• **Given problem**: Are you able to quote each entry exactly as written?

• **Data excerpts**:
***

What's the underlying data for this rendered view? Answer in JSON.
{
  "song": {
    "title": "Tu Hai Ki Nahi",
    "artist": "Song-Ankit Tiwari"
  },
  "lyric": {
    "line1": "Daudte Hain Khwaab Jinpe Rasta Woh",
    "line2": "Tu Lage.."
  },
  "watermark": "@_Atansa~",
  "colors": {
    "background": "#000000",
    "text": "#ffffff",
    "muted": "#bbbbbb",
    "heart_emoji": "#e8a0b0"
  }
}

***

• **Answer to this task**:
What's the underlying data for this rendered view? Answer in JSON.
{
  "song": {
    "title": "Tu Hai Ki Nahi",
    "artist": "Song-Ankit Tiwari"
  },
  "lyric": {
    "line1": "Daudte Hain Khwaab Jinpe Rasta Woh",
    "line2": "Tu Lage.."
  },
  "watermark": "@_Atansa~",
  "colors": {
    "background": "#000000",
    "text": "#ffffff",
    "muted": "#bbbbbb",
    "heart_emoji": "#e8a0b0"
  }
}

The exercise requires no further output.